"""

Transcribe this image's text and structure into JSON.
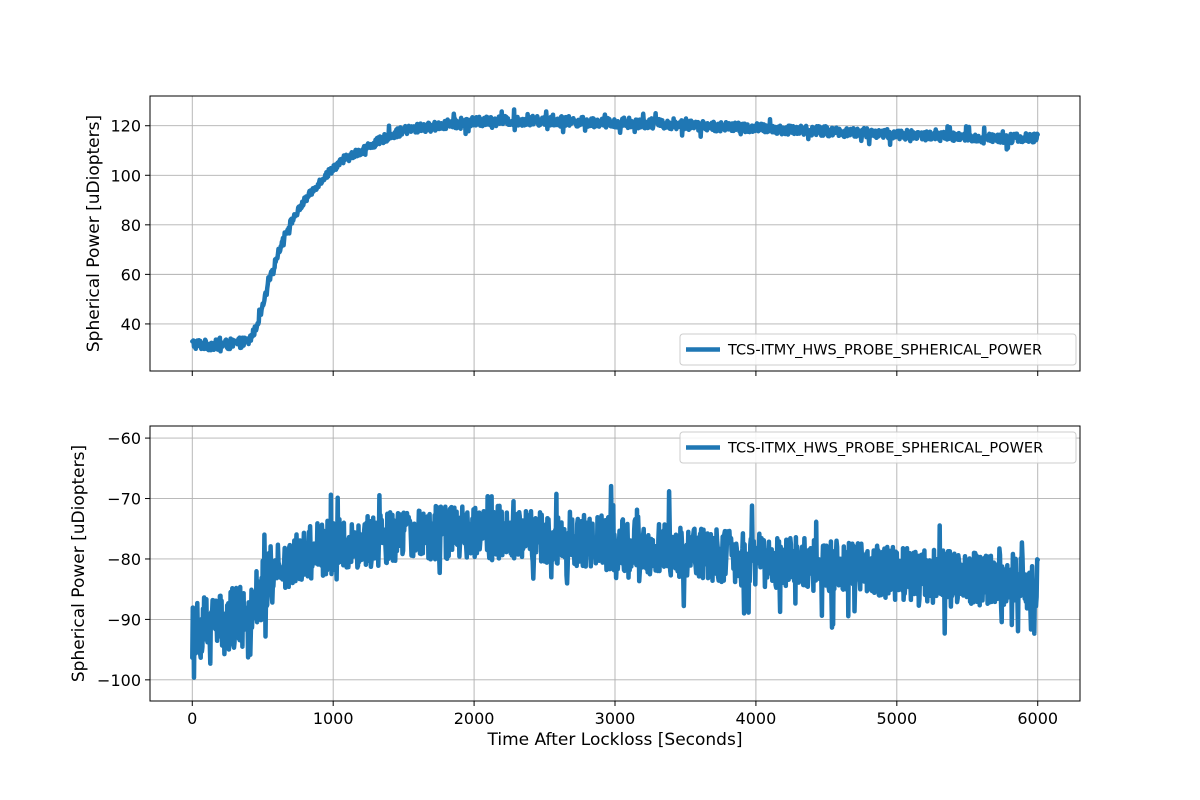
{
  "chart_data": [
    {
      "type": "line",
      "panel": "top",
      "title": "",
      "xlabel": "",
      "ylabel": "Spherical Power [uDiopters]",
      "xlim": [
        -300,
        6300
      ],
      "ylim": [
        21,
        132
      ],
      "xticks": [
        0,
        1000,
        2000,
        3000,
        4000,
        5000,
        6000
      ],
      "xtick_labels": [
        "",
        "",
        "",
        "",
        "",
        "",
        ""
      ],
      "yticks": [
        40,
        60,
        80,
        100,
        120
      ],
      "ytick_labels": [
        "40",
        "60",
        "80",
        "100",
        "120"
      ],
      "grid": true,
      "legend_position": "lower-right",
      "series": [
        {
          "name": "TCS-ITMY_HWS_PROBE_SPHERICAL_POWER",
          "color": "#1f77b4",
          "x": [
            0,
            100,
            200,
            300,
            400,
            450,
            500,
            550,
            600,
            650,
            700,
            800,
            900,
            1000,
            1100,
            1200,
            1300,
            1400,
            1500,
            1600,
            1700,
            1800,
            1900,
            2000,
            2200,
            2400,
            2600,
            2800,
            3000,
            3200,
            3400,
            3600,
            3800,
            4000,
            4200,
            4400,
            4600,
            4800,
            5000,
            5200,
            5400,
            5600,
            5800,
            6000
          ],
          "y": [
            32,
            31.5,
            31.5,
            32,
            33,
            38,
            47,
            58,
            67,
            75,
            81,
            90,
            97,
            103,
            107,
            110,
            113,
            116,
            118,
            119,
            119.5,
            120.5,
            121,
            121.5,
            122,
            122,
            122,
            121.5,
            121,
            121,
            120.5,
            120,
            119.5,
            119,
            118.5,
            118,
            117.5,
            117,
            116.5,
            116,
            115.5,
            115,
            115,
            115
          ],
          "noise_amplitude": [
            2.2,
            2.2,
            2.2,
            2.2,
            2,
            1.6,
            1.4,
            1.4,
            1.4,
            1.4,
            1.4,
            1.4,
            1.5,
            1.6,
            1.6,
            1.7,
            1.7,
            1.8,
            1.8,
            1.9,
            1.9,
            2,
            2,
            2,
            2,
            2,
            2,
            2,
            2,
            2,
            2,
            2,
            2,
            2,
            2,
            2,
            2,
            2,
            2,
            2,
            2,
            2,
            2,
            2
          ]
        }
      ]
    },
    {
      "type": "line",
      "panel": "bottom",
      "title": "",
      "xlabel": "Time After Lockloss [Seconds]",
      "ylabel": "Spherical Power [uDiopters]",
      "xlim": [
        -300,
        6300
      ],
      "ylim": [
        -103.5,
        -58
      ],
      "xticks": [
        0,
        1000,
        2000,
        3000,
        4000,
        5000,
        6000
      ],
      "xtick_labels": [
        "0",
        "1000",
        "2000",
        "3000",
        "4000",
        "5000",
        "6000"
      ],
      "yticks": [
        -100,
        -90,
        -80,
        -70,
        -60
      ],
      "ytick_labels": [
        "−100",
        "−90",
        "−80",
        "−70",
        "−60"
      ],
      "grid": true,
      "legend_position": "upper-right",
      "series": [
        {
          "name": "TCS-ITMX_HWS_PROBE_SPHERICAL_POWER",
          "color": "#1f77b4",
          "x": [
            0,
            100,
            200,
            300,
            400,
            500,
            600,
            700,
            800,
            1000,
            1200,
            1400,
            1600,
            1800,
            2000,
            2200,
            2400,
            2600,
            2800,
            3000,
            3200,
            3400,
            3600,
            3800,
            4000,
            4200,
            4400,
            4600,
            4800,
            5000,
            5200,
            5400,
            5600,
            5800,
            6000
          ],
          "y": [
            -91,
            -91,
            -90.5,
            -90,
            -88.5,
            -85,
            -82,
            -80,
            -79,
            -78,
            -77,
            -76.5,
            -76,
            -75.5,
            -75.5,
            -75.5,
            -76,
            -76.5,
            -77,
            -77.5,
            -78,
            -78.5,
            -79,
            -79.5,
            -80,
            -80.5,
            -81,
            -81.5,
            -82,
            -82.5,
            -83,
            -83,
            -83.5,
            -83.5,
            -84
          ],
          "noise_amplitude": [
            5.5,
            5.5,
            5.5,
            5.5,
            5.3,
            4.8,
            4.5,
            4.5,
            4.5,
            4.5,
            4.5,
            4.5,
            4.5,
            4.5,
            4.5,
            4.5,
            4.5,
            4.5,
            4.5,
            4.5,
            4.5,
            4.5,
            4.5,
            4.5,
            4.5,
            4.5,
            4.5,
            4.5,
            4.5,
            4.5,
            4.5,
            4.5,
            4.5,
            4.5,
            4.5
          ]
        }
      ]
    }
  ]
}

"""

■ **Objective**: Pick out each line above that includes "xlabel" and show it.

■ **Solution for this task**:
      "xlabel": "",
      "xlabel": "Time After Lockloss [Seconds]",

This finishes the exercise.